> [EXERCISE GOAL] Set out each line of the items below as a Markdown table with two columns, Row and Line, numbering the rows and skipping blank lines. Leave the pictures out.

Stored items
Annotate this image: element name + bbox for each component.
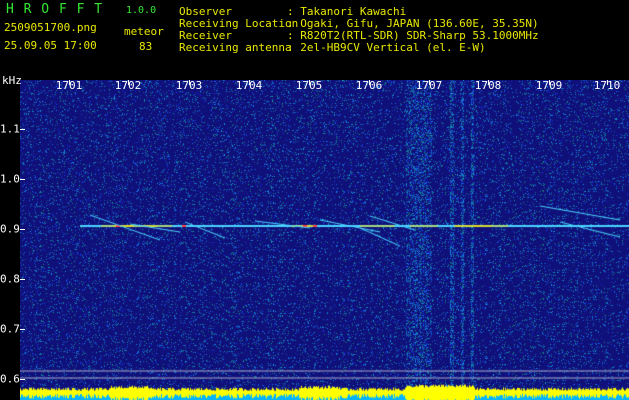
datetime: 25.09.05 17:00	[4, 39, 97, 52]
y-tick-label: 1.0	[0, 172, 20, 186]
antenna-value: : 2el-HB9CV Vertical (el. E-W)	[287, 41, 486, 54]
x-tick-label: 1708	[474, 79, 502, 92]
file-name: 2509051700.png	[4, 21, 97, 34]
y-tick-mark	[20, 229, 25, 230]
y-tick-label: 0.6	[0, 372, 20, 386]
x-tick-label: 1709	[535, 79, 563, 92]
app-version: 1.0.0	[126, 5, 157, 16]
x-tick-label: 1703	[175, 79, 203, 92]
y-tick-mark	[20, 129, 25, 130]
y-tick-label: 0.7	[0, 322, 20, 336]
x-tick-label: 1710	[593, 79, 621, 92]
y-tick-mark	[20, 379, 25, 380]
y-tick-mark	[20, 329, 25, 330]
x-tick-label: 1706	[355, 79, 383, 92]
y-tick-mark	[20, 179, 25, 180]
meteor-count: 83	[139, 40, 153, 53]
y-axis-unit: kHz	[2, 74, 22, 87]
spectrogram[interactable]	[20, 80, 629, 400]
y-tick-label: 1.1	[0, 122, 20, 136]
x-tick-label: 1702	[114, 79, 142, 92]
x-tick-label: 1704	[235, 79, 263, 92]
x-tick-label: 1707	[415, 79, 443, 92]
meteor-label: meteor	[124, 25, 164, 38]
antenna-key: Receiving antenna	[179, 41, 292, 54]
x-tick-label: 1701	[55, 79, 83, 92]
y-tick-label: 0.9	[0, 222, 20, 236]
y-tick-label: 0.8	[0, 272, 20, 286]
y-tick-mark	[20, 279, 25, 280]
x-tick-label: 1705	[295, 79, 323, 92]
app-title: H R O F F T	[6, 2, 104, 17]
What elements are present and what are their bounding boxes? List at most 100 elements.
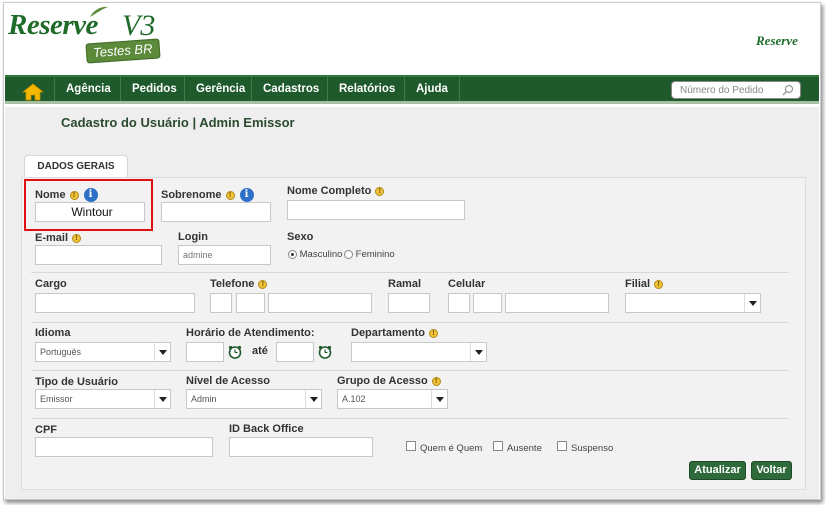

> [SOLUTION FOR THIS TASK]
| Row | Line |
|---|---|
| 1 | Annotate this image: element name + bbox for each component. |
| 2 | datetime: 25.09.05 17:00	[4, 39, 97, 52] |
| 3 | y-tick-label: 1.0	[0, 172, 20, 186] |
| 4 | antenna-value: : 2el-HB9CV Vertical (el. E-W)	[287, 41, 486, 54] |
| 5 | x-tick-label: 1708	[474, 79, 502, 92] |
| 6 | file-name: 2509051700.png	[4, 21, 97, 34] |
| 7 | y-tick-mark	[20, 229, 25, 230] |
| 8 | y-tick-label: 0.6	[0, 372, 20, 386] |
| 9 | x-tick-label: 1709	[535, 79, 563, 92] |
| 10 | app-version: 1.0.0	[126, 5, 157, 16] |
| 11 | x-tick-label: 1703	[175, 79, 203, 92] |
| 12 | y-tick-mark	[20, 129, 25, 130] |
| 13 | y-tick-label: 0.7	[0, 322, 20, 336] |
| 14 | x-tick-label: 1710	[593, 79, 621, 92] |
| 15 | y-tick-mark	[20, 379, 25, 380] |
| 16 | y-tick-mark	[20, 329, 25, 330] |
| 17 | x-tick-label: 1706	[355, 79, 383, 92] |
| 18 | y-tick-mark	[20, 179, 25, 180] |
| 19 | meteor-count: 83	[139, 40, 153, 53] |
| 20 | y-axis-unit: kHz	[2, 74, 22, 87] |
| 21 | spectrogram[interactable]	[20, 80, 629, 400] |
| 22 | y-tick-label: 1.1	[0, 122, 20, 136] |
| 23 | x-tick-label: 1702	[114, 79, 142, 92] |
| 24 | x-tick-label: 1704	[235, 79, 263, 92] |
| 25 | x-tick-label: 1707	[415, 79, 443, 92] |
| 26 | meteor-label: meteor	[124, 25, 164, 38] |
| 27 | antenna-key: Receiving antenna	[179, 41, 292, 54] |
| 28 | x-tick-label: 1701	[55, 79, 83, 92] |
| 29 | y-tick-label: 0.9	[0, 222, 20, 236] |
| 30 | y-tick-label: 0.8	[0, 272, 20, 286] |
| 31 | y-tick-mark	[20, 279, 25, 280] |
| 32 | x-tick-label: 1705	[295, 79, 323, 92] |
| 33 | app-title: H R O F F T	[6, 2, 104, 17] |
| 34 | What elements are present and what are their bounding boxes? List at most 100 elements. |